----- Material provided

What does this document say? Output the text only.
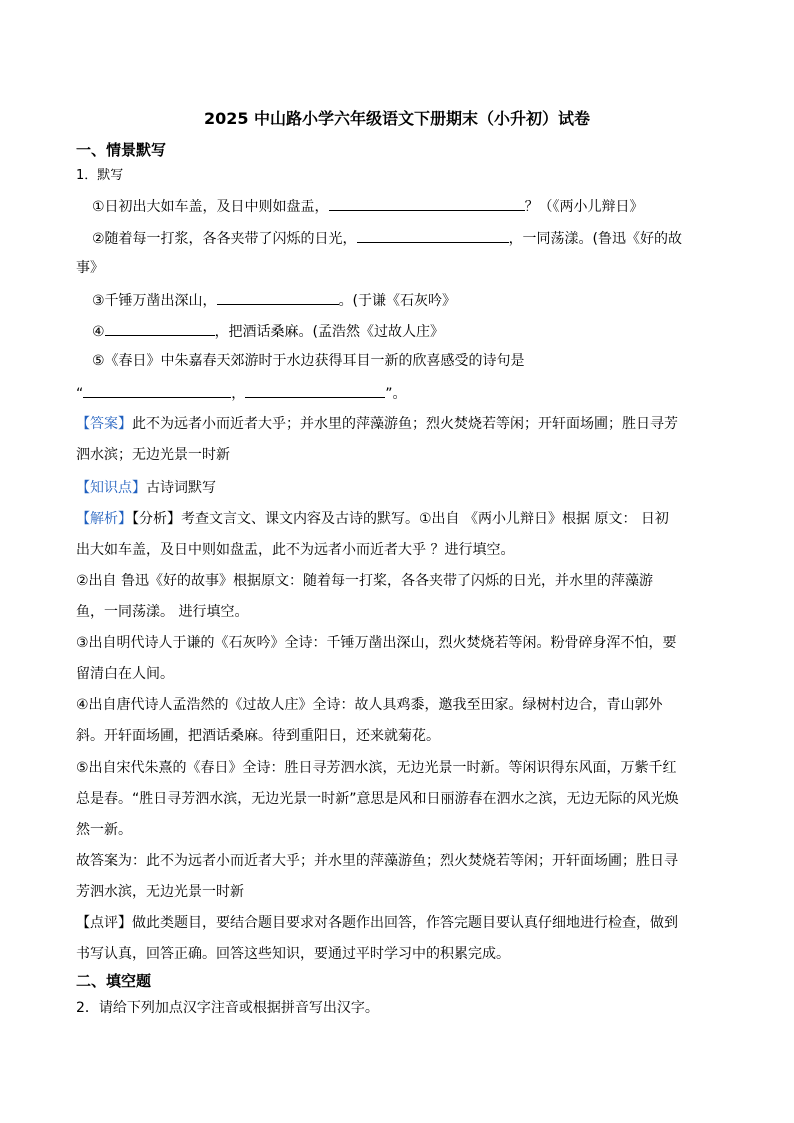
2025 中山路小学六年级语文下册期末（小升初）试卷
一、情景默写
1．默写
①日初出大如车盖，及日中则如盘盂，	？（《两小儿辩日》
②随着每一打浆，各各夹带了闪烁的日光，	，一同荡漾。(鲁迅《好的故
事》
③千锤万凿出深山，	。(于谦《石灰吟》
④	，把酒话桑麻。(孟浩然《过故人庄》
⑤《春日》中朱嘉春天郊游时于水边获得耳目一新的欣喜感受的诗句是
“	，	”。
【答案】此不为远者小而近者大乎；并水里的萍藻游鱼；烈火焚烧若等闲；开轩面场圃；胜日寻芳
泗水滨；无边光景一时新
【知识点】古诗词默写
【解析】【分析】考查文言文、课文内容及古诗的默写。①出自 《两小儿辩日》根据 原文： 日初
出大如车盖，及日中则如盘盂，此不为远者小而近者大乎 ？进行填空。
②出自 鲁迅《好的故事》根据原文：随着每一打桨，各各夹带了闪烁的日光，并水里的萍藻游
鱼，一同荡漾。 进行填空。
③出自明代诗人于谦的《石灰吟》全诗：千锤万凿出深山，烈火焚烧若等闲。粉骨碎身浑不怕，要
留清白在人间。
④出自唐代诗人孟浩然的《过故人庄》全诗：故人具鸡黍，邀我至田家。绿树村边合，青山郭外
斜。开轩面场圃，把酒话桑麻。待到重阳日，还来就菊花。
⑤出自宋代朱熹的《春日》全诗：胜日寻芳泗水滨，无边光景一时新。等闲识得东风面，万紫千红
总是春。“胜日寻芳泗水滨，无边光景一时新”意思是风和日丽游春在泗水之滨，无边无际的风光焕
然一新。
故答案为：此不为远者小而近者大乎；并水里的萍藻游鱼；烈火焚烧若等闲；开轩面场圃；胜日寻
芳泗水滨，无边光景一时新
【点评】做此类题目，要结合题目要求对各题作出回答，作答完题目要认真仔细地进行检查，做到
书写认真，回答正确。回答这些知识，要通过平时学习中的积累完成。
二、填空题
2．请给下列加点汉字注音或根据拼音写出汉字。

----------

Output the lines above in full and exactly as given, omitting any pictures.

What does this document say? Output the text only.
2025 中山路小学六年级语文下册期末（小升初）试卷
一、情景默写
1．默写
①日初出大如车盖，及日中则如盘盂，	？（《两小儿辩日》
②随着每一打浆，各各夹带了闪烁的日光，	，一同荡漾。(鲁迅《好的故
事》
③千锤万凿出深山，	。(于谦《石灰吟》
④	，把酒话桑麻。(孟浩然《过故人庄》
⑤《春日》中朱嘉春天郊游时于水边获得耳目一新的欣喜感受的诗句是
“	，	”。
【答案】此不为远者小而近者大乎；并水里的萍藻游鱼；烈火焚烧若等闲；开轩面场圃；胜日寻芳
泗水滨；无边光景一时新
【知识点】古诗词默写
【解析】【分析】考查文言文、课文内容及古诗的默写。①出自 《两小儿辩日》根据 原文： 日初
出大如车盖，及日中则如盘盂，此不为远者小而近者大乎 ？进行填空。
②出自 鲁迅《好的故事》根据原文：随着每一打桨，各各夹带了闪烁的日光，并水里的萍藻游
鱼，一同荡漾。 进行填空。
③出自明代诗人于谦的《石灰吟》全诗：千锤万凿出深山，烈火焚烧若等闲。粉骨碎身浑不怕，要
留清白在人间。
④出自唐代诗人孟浩然的《过故人庄》全诗：故人具鸡黍，邀我至田家。绿树村边合，青山郭外
斜。开轩面场圃，把酒话桑麻。待到重阳日，还来就菊花。
⑤出自宋代朱熹的《春日》全诗：胜日寻芳泗水滨，无边光景一时新。等闲识得东风面，万紫千红
总是春。“胜日寻芳泗水滨，无边光景一时新”意思是风和日丽游春在泗水之滨，无边无际的风光焕
然一新。
故答案为：此不为远者小而近者大乎；并水里的萍藻游鱼；烈火焚烧若等闲；开轩面场圃；胜日寻
芳泗水滨，无边光景一时新
【点评】做此类题目，要结合题目要求对各题作出回答，作答完题目要认真仔细地进行检查，做到
书写认真，回答正确。回答这些知识，要通过平时学习中的积累完成。
二、填空题
2．请给下列加点汉字注音或根据拼音写出汉字。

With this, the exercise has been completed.